- **ITEMS**:
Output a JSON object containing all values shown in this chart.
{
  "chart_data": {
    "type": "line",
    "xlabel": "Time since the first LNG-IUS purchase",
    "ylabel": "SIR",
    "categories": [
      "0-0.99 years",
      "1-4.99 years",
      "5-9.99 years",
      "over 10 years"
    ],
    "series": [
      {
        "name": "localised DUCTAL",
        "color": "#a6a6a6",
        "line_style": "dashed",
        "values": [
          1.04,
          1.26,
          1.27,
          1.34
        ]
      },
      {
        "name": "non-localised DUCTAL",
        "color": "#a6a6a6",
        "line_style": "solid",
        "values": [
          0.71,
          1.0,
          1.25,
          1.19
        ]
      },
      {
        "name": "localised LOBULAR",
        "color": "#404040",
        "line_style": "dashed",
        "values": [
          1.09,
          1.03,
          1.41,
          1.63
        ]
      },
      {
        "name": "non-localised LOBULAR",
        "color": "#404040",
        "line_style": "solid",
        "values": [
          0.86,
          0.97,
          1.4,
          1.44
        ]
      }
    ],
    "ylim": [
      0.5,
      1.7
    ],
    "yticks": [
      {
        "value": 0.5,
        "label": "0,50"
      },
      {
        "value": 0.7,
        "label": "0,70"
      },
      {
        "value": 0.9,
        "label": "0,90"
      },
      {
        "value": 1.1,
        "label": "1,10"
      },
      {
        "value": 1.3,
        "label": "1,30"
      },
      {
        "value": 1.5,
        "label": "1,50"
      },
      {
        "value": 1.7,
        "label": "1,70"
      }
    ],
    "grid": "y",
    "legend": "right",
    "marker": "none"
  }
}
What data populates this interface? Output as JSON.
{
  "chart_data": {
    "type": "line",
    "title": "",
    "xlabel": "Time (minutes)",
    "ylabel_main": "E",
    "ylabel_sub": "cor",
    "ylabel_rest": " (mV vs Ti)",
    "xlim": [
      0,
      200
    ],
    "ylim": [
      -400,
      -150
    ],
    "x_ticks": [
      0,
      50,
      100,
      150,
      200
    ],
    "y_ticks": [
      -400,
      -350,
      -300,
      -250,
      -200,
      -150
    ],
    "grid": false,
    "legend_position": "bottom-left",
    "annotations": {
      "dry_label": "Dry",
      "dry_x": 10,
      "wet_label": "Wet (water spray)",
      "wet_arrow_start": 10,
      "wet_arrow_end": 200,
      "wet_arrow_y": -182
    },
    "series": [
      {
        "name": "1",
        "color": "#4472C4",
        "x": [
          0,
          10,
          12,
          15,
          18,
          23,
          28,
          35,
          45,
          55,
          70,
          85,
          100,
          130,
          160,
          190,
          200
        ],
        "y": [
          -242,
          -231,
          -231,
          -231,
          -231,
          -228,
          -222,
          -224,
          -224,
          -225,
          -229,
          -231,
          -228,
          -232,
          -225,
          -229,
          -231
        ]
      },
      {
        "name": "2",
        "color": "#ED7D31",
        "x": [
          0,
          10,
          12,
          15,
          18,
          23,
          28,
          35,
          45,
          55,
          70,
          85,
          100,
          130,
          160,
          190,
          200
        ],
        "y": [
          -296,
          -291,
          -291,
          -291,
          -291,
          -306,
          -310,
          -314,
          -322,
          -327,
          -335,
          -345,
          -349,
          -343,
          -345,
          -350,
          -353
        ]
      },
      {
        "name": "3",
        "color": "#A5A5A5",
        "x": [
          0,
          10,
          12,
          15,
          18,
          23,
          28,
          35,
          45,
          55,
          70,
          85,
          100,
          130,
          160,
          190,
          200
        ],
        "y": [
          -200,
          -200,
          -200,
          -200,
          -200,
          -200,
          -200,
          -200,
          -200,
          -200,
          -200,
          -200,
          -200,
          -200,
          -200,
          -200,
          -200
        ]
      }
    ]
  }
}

- **TASK DESCRIPTION**: Copy every line verbatim.

- **SOLUTION TO THE PROBLEM**:
Output a JSON object containing all values shown in this chart.
{
  "chart_data": {
    "type": "line",
    "xlabel": "Time since the first LNG-IUS purchase",
    "ylabel": "SIR",
    "categories": [
      "0-0.99 years",
      "1-4.99 years",
      "5-9.99 years",
      "over 10 years"
    ],
    "series": [
      {
        "name": "localised DUCTAL",
        "color": "#a6a6a6",
        "line_style": "dashed",
        "values": [
          1.04,
          1.26,
          1.27,
          1.34
        ]
      },
      {
        "name": "non-localised DUCTAL",
        "color": "#a6a6a6",
        "line_style": "solid",
        "values": [
          0.71,
          1.0,
          1.25,
          1.19
        ]
      },
      {
        "name": "localised LOBULAR",
        "color": "#404040",
        "line_style": "dashed",
        "values": [
          1.09,
          1.03,
          1.41,
          1.63
        ]
      },
      {
        "name": "non-localised LOBULAR",
        "color": "#404040",
        "line_style": "solid",
        "values": [
          0.86,
          0.97,
          1.4,
          1.44
        ]
      }
    ],
    "ylim": [
      0.5,
      1.7
    ],
    "yticks": [
      {
        "value": 0.5,
        "label": "0,50"
      },
      {
        "value": 0.7,
        "label": "0,70"
      },
      {
        "value": 0.9,
        "label": "0,90"
      },
      {
        "value": 1.1,
        "label": "1,10"
      },
      {
        "value": 1.3,
        "label": "1,30"
      },
      {
        "value": 1.5,
        "label": "1,50"
      },
      {
        "value": 1.7,
        "label": "1,70"
      }
    ],
    "grid": "y",
    "legend": "right",
    "marker": "none"
  }
}
What data populates this interface? Output as JSON.
{
  "chart_data": {
    "type": "line",
    "title": "",
    "xlabel": "Time (minutes)",
    "ylabel_main": "E",
    "ylabel_sub": "cor",
    "ylabel_rest": " (mV vs Ti)",
    "xlim": [
      0,
      200
    ],
    "ylim": [
      -400,
      -150
    ],
    "x_ticks": [
      0,
      50,
      100,
      150,
      200
    ],
    "y_ticks": [
      -400,
      -350,
      -300,
      -250,
      -200,
      -150
    ],
    "grid": false,
    "legend_position": "bottom-left",
    "annotations": {
      "dry_label": "Dry",
      "dry_x": 10,
      "wet_label": "Wet (water spray)",
      "wet_arrow_start": 10,
      "wet_arrow_end": 200,
      "wet_arrow_y": -182
    },
    "series": [
      {
        "name": "1",
        "color": "#4472C4",
        "x": [
          0,
          10,
          12,
          15,
          18,
          23,
          28,
          35,
          45,
          55,
          70,
          85,
          100,
          130,
          160,
          190,
          200
        ],
        "y": [
          -242,
          -231,
          -231,
          -231,
          -231,
          -228,
          -222,
          -224,
          -224,
          -225,
          -229,
          -231,
          -228,
          -232,
          -225,
          -229,
          -231
        ]
      },
      {
        "name": "2",
        "color": "#ED7D31",
        "x": [
          0,
          10,
          12,
          15,
          18,
          23,
          28,
          35,
          45,
          55,
          70,
          85,
          100,
          130,
          160,
          190,
          200
        ],
        "y": [
          -296,
          -291,
          -291,
          -291,
          -291,
          -306,
          -310,
          -314,
          -322,
          -327,
          -335,
          -345,
          -349,
          -343,
          -345,
          -350,
          -353
        ]
      },
      {
        "name": "3",
        "color": "#A5A5A5",
        "x": [
          0,
          10,
          12,
          15,
          18,
          23,
          28,
          35,
          45,
          55,
          70,
          85,
          100,
          130,
          160,
          190,
          200
        ],
        "y": [
          -200,
          -200,
          -200,
          -200,
          -200,
          -200,
          -200,
          -200,
          -200,
          -200,
          -200,
          -200,
          -200,
          -200,
          -200,
          -200,
          -200
        ]
      }
    ]
  }
}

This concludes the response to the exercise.